### Task input
[Begin]

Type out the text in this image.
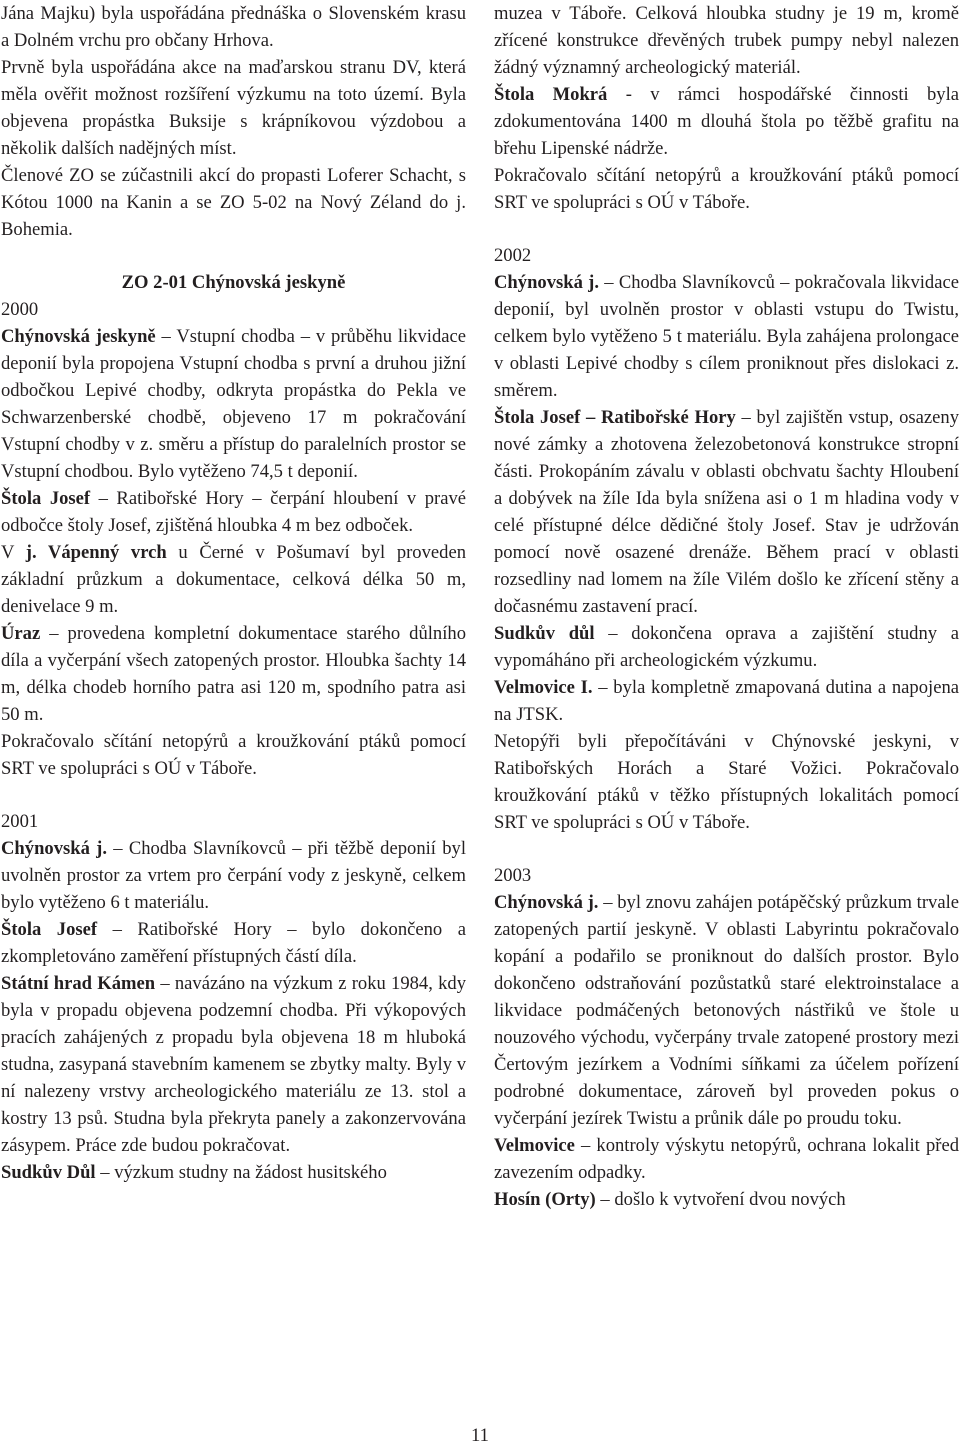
Jána Majku) byla uspořádána přednáška o Slovenském krasu a Dolném vrchu pro občany Hrhova.

Prvně byla uspořádána akce na maďarskou stranu DV, která měla ověřit možnost rozšíření výzkumu na toto území. Byla objevena propástka Buksije s krápníkovou výzdobou a několik dalších nadějných míst.

Členové ZO se zúčastnili akcí do propasti Loferer Schacht, s Kótou 1000 na Kanin a se ZO 5-02 na Nový Zéland do j. Bohemia.

ZO 2-01 Chýnovská jeskyně

2000

Chýnovská jeskyně – Vstupní chodba – v průběhu likvidace deponií byla propojena Vstupní chodba s první a druhou jižní odbočkou Lepivé chodby, odkryta propástka do Pekla ve Schwarzenberské chodbě, objeveno 17 m pokračování Vstupní chodby v z. směru a přístup do paralelních prostor se Vstupní chodbou. Bylo vytěženo 74,5 t deponií.

Štola Josef – Ratibořské Hory – čerpání hloubení v pravé odbočce štoly Josef, zjištěná hloubka 4 m bez odboček.

V j. Vápenný vrch u Černé v Pošumaví byl proveden základní průzkum a dokumentace, celková délka 50 m, denivelace 9 m.

Úraz – provedena kompletní dokumentace starého důlního díla a vyčerpání všech zatopených prostor. Hloubka šachty 14 m, délka chodeb horního patra asi 120 m, spodního patra asi 50 m.

Pokračovalo sčítání netopýrů a kroužkování ptáků pomocí SRT ve spolupráci s OÚ v Táboře.

2001

Chýnovská j. – Chodba Slavníkovců – při těžbě deponií byl uvolněn prostor za vrtem pro čerpání vody z jeskyně, celkem bylo vytěženo 6 t materiálu.

Štola Josef – Ratibořské Hory – bylo dokončeno a zkompletováno zaměření přístupných částí díla.

Státní hrad Kámen – navázáno na výzkum z roku 1984, kdy byla v propadu objevena podzemní chodba. Při výkopových pracích zahájených z propadu byla objevena 18 m hluboká studna, zasypaná stavebním kamenem se zbytky malty. Byly v ní nalezeny vrstvy archeologického materiálu ze 13. stol a kostry 13 psů. Studna byla překryta panely a zakonzervována zásypem. Práce zde budou pokračovat.

Sudkův Důl – výzkum studny na žádost husitského

muzea v Táboře. Celková hloubka studny je 19 m, kromě zřícené konstrukce dřevěných trubek pumpy nebyl nalezen žádný významný archeologický materiál.

Štola Mokrá - v rámci hospodářské činnosti byla zdokumentována 1400 m dlouhá štola po těžbě grafitu na břehu Lipenské nádrže.

Pokračovalo sčítání netopýrů a kroužkování ptáků pomocí SRT ve spolupráci s OÚ v Táboře.

2002

Chýnovská j. – Chodba Slavníkovců – pokračovala likvidace deponií, byl uvolněn prostor v oblasti vstupu do Twistu, celkem bylo vytěženo 5 t materiálu. Byla zahájena prolongace v oblasti Lepivé chodby s cílem proniknout přes dislokaci z. směrem.

Štola Josef – Ratibořské Hory – byl zajištěn vstup, osazeny nové zámky a zhotovena železobetonová konstrukce stropní části. Prokopáním závalu v oblasti obchvatu šachty Hloubení a dobývek na žíle Ida byla snížena asi o 1 m hladina vody v celé přístupné délce dědičné štoly Josef. Stav je udržován pomocí nově osazené drenáže. Během prací v oblasti rozsedliny nad lomem na žíle Vilém došlo ke zřícení stěny a dočasnému zastavení prací.

Sudkův důl – dokončena oprava a zajištění studny a vypomáháno při archeologickém výzkumu.

Velmovice I. – byla kompletně zmapovaná dutina a napojena na JTSK.

Netopýři byli přepočítáváni v Chýnovské jeskyni, v Ratibořských Horách a Staré Vožici. Pokračovalo kroužkování ptáků v těžko přístupných lokalitách pomocí SRT ve spolupráci s OÚ v Táboře.

2003

Chýnovská j. – byl znovu zahájen potápěčský průzkum trvale zatopených partií jeskyně. V oblasti Labyrintu pokračovalo kopání a podařilo se proniknout do dalších prostor. Bylo dokončeno odstraňování pozůstatků staré elektroinstalace a likvidace podmáčených betonových nástřiků ve štole u nouzového východu, vyčerpány trvale zatopené prostory mezi Čertovým jezírkem a Vodními síňkami za účelem pořízení podrobné dokumentace, zároveň byl proveden pokus o vyčerpání jezírek Twistu a průnik dále po proudu toku.

Velmovice – kontroly výskytu netopýrů, ochrana lokalit před zavezením odpadky.

Hosín (Orty) – došlo k vytvoření dvou nových

11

[End]

### Exercise goal
For the listing above, give the number of lines in which the string "vody" occurs, and nothing else.

### Solution for this task
2